### What you have to do
Go through each line of the records below and count those with the word "name". Give only the count.

[Figure data in JSON]

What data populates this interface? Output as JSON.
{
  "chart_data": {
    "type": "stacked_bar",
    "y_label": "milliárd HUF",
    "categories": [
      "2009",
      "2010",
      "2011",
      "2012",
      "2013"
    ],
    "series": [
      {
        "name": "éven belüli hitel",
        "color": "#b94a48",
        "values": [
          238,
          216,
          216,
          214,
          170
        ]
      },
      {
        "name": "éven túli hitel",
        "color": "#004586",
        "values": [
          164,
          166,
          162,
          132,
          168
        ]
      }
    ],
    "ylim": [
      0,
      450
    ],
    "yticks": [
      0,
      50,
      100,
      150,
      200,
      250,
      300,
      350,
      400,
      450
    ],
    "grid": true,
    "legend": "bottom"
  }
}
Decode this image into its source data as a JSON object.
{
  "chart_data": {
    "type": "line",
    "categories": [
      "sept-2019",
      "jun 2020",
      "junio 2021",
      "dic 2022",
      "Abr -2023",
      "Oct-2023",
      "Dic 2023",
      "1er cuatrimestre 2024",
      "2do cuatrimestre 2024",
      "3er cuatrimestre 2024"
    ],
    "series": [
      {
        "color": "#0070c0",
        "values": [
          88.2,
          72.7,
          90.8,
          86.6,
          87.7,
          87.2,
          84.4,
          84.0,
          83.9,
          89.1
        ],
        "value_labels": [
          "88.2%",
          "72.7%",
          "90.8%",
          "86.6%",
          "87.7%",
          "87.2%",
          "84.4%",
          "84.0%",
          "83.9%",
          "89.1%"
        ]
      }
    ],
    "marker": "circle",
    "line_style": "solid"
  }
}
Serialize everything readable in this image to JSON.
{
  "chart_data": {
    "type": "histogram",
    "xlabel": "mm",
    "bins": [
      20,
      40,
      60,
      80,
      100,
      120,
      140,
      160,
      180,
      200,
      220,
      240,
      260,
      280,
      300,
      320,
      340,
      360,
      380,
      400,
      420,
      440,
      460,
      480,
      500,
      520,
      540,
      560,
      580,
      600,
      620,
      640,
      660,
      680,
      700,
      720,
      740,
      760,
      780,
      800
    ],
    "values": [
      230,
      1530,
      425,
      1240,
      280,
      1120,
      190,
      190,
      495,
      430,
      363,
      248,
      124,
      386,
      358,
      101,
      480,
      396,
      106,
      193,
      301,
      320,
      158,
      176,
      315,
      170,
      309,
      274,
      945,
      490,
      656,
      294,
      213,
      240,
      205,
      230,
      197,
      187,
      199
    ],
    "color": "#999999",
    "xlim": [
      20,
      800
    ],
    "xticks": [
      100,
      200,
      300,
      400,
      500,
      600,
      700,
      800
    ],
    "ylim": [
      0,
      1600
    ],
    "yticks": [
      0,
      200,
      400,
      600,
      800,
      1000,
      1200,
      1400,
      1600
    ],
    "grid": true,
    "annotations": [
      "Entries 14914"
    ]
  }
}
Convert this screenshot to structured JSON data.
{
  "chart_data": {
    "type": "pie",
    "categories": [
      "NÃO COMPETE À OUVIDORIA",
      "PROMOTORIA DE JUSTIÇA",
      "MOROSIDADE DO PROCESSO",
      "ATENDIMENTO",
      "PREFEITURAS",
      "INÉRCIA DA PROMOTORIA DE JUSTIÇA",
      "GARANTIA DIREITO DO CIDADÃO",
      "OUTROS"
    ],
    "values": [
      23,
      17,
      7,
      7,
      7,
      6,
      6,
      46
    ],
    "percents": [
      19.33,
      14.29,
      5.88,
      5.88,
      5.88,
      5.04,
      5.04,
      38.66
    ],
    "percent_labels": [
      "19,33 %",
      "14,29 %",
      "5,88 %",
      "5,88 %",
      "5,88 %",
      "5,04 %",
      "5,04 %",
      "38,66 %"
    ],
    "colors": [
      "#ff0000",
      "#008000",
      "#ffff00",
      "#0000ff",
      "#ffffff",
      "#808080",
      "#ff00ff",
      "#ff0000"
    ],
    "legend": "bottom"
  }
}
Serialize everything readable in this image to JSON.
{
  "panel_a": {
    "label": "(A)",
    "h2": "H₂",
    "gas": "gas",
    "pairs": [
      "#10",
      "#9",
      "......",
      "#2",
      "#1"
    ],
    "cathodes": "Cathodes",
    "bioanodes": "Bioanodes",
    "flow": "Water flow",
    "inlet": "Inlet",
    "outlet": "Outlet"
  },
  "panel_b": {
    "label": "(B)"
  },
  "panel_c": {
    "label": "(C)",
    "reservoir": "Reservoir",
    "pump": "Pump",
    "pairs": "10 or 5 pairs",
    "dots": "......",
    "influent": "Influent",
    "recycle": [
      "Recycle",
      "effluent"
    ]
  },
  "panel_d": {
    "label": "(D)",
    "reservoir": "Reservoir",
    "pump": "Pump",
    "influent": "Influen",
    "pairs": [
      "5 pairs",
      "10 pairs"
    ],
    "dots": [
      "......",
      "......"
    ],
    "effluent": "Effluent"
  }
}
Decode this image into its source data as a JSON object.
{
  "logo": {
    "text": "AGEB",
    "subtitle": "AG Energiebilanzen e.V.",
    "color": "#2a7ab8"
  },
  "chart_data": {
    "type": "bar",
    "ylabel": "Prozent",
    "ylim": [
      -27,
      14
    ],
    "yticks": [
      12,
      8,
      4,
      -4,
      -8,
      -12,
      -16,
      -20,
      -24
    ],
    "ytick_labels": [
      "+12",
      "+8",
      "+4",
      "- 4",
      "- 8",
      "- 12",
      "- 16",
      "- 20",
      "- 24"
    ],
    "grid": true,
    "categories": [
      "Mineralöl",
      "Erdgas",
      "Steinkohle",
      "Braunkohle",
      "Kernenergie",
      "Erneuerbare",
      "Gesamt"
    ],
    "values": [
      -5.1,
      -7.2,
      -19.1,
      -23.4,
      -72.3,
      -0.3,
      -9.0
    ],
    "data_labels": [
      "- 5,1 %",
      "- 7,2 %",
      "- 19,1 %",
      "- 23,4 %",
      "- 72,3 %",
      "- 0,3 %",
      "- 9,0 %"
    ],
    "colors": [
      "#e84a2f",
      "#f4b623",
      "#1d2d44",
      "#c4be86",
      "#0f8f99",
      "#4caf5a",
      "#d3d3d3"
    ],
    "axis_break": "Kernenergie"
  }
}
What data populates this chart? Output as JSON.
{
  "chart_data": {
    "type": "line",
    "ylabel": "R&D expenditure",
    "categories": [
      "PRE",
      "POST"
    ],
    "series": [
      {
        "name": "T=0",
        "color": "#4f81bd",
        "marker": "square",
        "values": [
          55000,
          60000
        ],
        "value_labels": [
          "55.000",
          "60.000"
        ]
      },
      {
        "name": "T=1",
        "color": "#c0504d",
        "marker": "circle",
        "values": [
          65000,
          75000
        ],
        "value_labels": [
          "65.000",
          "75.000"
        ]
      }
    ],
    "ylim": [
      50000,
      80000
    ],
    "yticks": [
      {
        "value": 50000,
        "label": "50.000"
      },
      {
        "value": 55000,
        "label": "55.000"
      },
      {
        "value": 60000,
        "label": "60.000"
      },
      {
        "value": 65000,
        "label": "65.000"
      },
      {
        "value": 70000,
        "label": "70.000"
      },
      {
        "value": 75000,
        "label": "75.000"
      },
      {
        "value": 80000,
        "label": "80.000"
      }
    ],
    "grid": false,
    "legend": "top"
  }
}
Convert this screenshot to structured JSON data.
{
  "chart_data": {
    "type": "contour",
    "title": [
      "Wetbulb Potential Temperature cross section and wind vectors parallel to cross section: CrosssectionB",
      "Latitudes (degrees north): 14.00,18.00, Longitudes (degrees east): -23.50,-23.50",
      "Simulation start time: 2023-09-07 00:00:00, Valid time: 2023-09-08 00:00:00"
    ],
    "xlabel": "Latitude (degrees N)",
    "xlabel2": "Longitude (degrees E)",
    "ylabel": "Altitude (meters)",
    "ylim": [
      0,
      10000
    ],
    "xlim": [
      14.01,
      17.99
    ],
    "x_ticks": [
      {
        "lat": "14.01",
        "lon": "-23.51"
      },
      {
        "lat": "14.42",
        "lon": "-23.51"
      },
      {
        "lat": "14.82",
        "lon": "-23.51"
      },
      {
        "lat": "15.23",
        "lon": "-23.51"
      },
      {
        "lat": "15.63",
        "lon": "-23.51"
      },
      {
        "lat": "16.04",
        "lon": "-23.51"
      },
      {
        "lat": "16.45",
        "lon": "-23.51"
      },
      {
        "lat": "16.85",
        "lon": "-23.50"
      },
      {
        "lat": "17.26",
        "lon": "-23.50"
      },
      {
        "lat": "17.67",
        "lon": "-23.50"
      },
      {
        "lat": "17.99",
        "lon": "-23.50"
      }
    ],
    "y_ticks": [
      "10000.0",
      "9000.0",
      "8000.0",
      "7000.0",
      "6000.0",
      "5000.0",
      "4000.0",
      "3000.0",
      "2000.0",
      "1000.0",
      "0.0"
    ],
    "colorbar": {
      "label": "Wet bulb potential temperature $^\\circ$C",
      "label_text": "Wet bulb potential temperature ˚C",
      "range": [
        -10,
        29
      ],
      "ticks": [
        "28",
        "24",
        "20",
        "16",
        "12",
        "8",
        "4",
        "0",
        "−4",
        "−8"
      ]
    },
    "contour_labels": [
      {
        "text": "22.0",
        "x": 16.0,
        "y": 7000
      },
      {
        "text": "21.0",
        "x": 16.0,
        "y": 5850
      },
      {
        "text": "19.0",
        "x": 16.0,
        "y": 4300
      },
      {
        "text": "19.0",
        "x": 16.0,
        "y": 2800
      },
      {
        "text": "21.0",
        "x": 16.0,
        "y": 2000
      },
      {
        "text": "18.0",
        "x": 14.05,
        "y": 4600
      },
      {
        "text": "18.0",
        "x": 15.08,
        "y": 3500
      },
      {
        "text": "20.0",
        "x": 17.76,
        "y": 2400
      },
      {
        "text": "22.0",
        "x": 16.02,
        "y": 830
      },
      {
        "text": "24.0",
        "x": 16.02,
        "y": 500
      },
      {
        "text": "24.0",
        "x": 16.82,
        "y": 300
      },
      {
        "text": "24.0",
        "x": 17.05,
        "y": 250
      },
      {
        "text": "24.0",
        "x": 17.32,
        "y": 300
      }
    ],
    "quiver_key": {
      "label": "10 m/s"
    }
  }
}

### Answer for this exercise
4